Locate each line in the records containing "them". Copy it.

══════════════════════════════

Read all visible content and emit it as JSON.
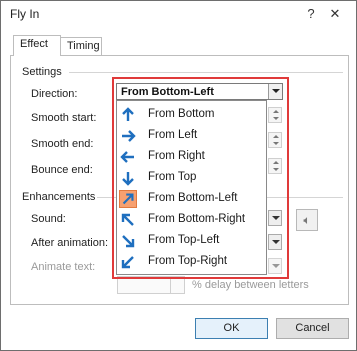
{
  "window": {
    "title": "Fly In",
    "help_glyph": "?",
    "close_glyph": "✕"
  },
  "tabs": [
    {
      "label": "Effect",
      "active": true
    },
    {
      "label": "Timing",
      "active": false
    }
  ],
  "settings": {
    "heading": "Settings",
    "direction_label": "Direction:",
    "smooth_start_label": "Smooth start:",
    "smooth_end_label": "Smooth end:",
    "bounce_end_label": "Bounce end:"
  },
  "direction_combo": {
    "value": "From Bottom-Left",
    "options": [
      {
        "label": "From Bottom",
        "icon": "arrow-up-icon"
      },
      {
        "label": "From Left",
        "icon": "arrow-right-icon"
      },
      {
        "label": "From Right",
        "icon": "arrow-left-icon"
      },
      {
        "label": "From Top",
        "icon": "arrow-down-icon"
      },
      {
        "label": "From Bottom-Left",
        "icon": "arrow-up-right-icon",
        "selected": true
      },
      {
        "label": "From Bottom-Right",
        "icon": "arrow-up-left-icon"
      },
      {
        "label": "From Top-Left",
        "icon": "arrow-down-right-icon"
      },
      {
        "label": "From Top-Right",
        "icon": "arrow-down-left-icon"
      }
    ]
  },
  "enhancements": {
    "heading": "Enhancements",
    "sound_label": "Sound:",
    "after_animation_label": "After animation:",
    "animate_text_label": "Animate text:",
    "delay_label": "% delay between letters"
  },
  "buttons": {
    "ok": "OK",
    "cancel": "Cancel"
  },
  "colors": {
    "accent": "#1f6fbf",
    "highlight_border": "#e03a3a",
    "selected_bg": "#f7a070"
  }
}
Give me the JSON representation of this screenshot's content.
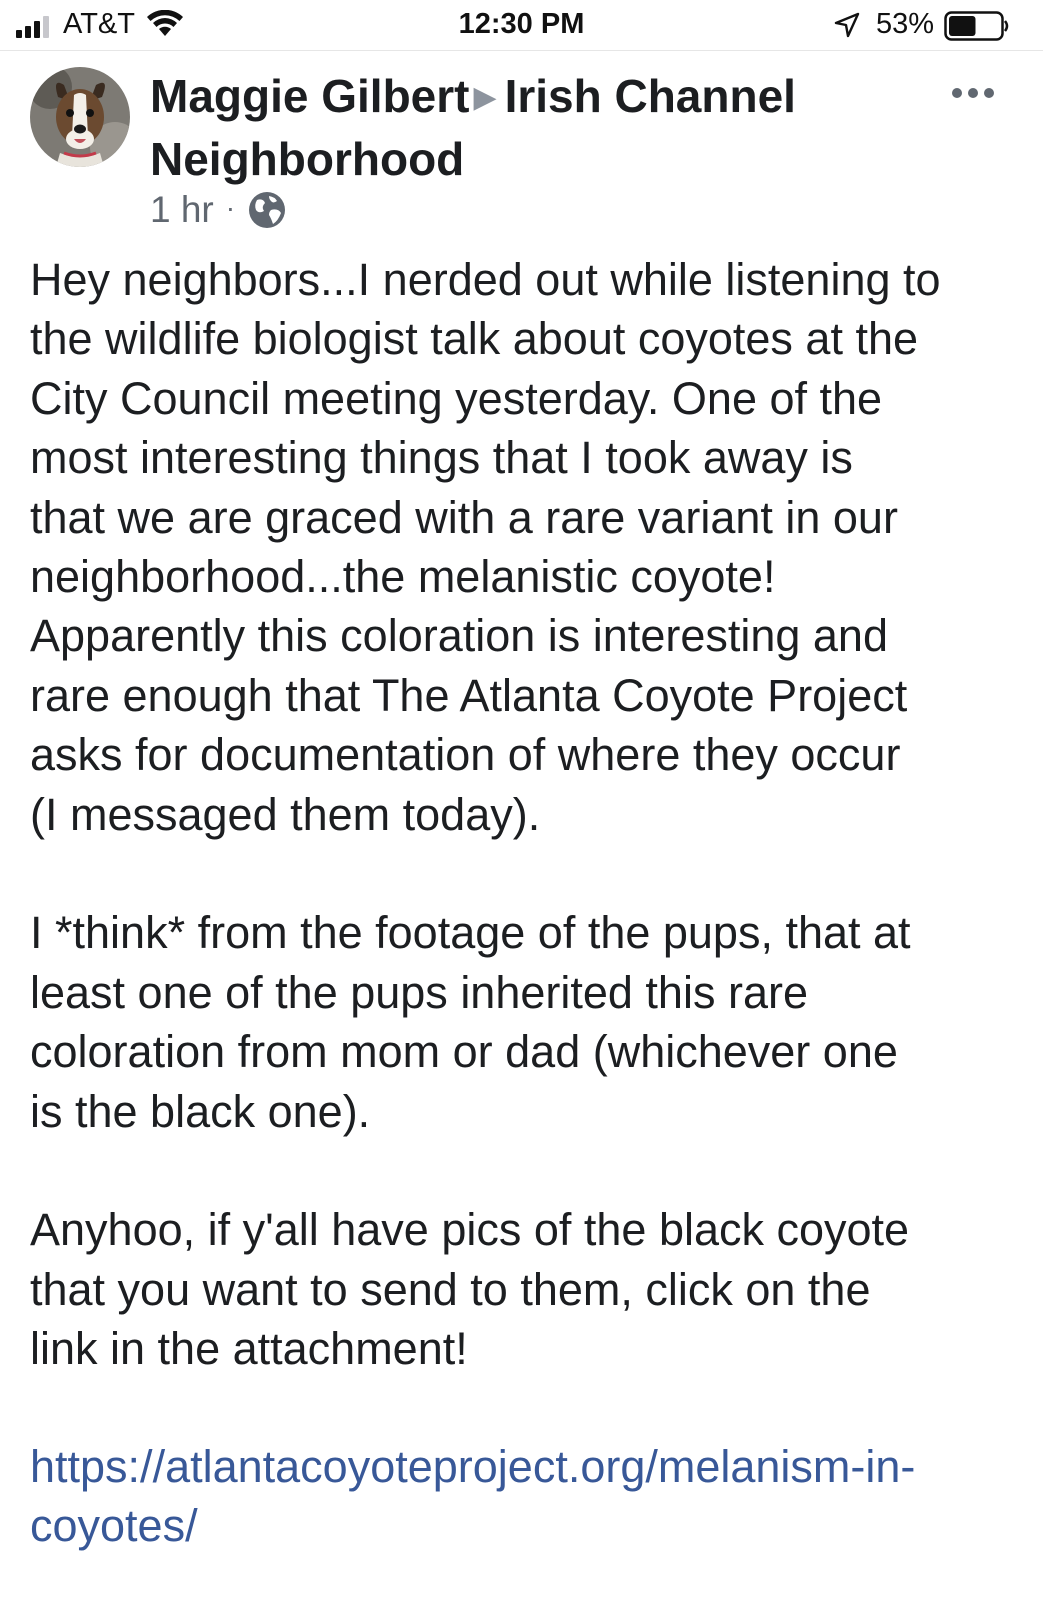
{
  "status_bar": {
    "carrier": "AT&T",
    "time": "12:30 PM",
    "battery": "53%",
    "battery_level": 0.53
  },
  "post": {
    "author": "Maggie Gilbert",
    "group": "Irish Channel Neighborhood",
    "group_lines": [
      "Irish Channel",
      "Neighborhood"
    ],
    "time": "1 hr",
    "separator": "·",
    "privacy_icon": "globe-icon",
    "more_icon": "more-icon",
    "paragraphs": [
      [
        "Hey neighbors...I nerded out while listening to",
        "the wildlife biologist talk about coyotes at the",
        "City Council meeting yesterday.  One of the",
        "most interesting things that I took away is",
        "that we are graced with a rare variant in our",
        "neighborhood...the melanistic coyote!",
        "Apparently this coloration is interesting and",
        "rare enough that The Atlanta Coyote Project",
        "asks for documentation of where they occur",
        "(I messaged them today)."
      ],
      [
        "I *think* from the footage of the pups, that at",
        "least one of the pups inherited this rare",
        "coloration from mom or dad (whichever one",
        "is the black one)."
      ],
      [
        "Anyhoo, if y'all have pics of the black coyote",
        "that you want to send to them, click on the",
        "link in the attachment!"
      ]
    ],
    "link_lines": [
      "https://atlantacoyoteproject.org/melanism-in-",
      "coyotes/"
    ]
  },
  "colors": {
    "text": "#1c1e21",
    "secondary": "#606770",
    "link": "#385898"
  }
}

══════════════════════════════

§ **Answer**:
        "(I messaged them today)."
        "that you want to send to them, click on the",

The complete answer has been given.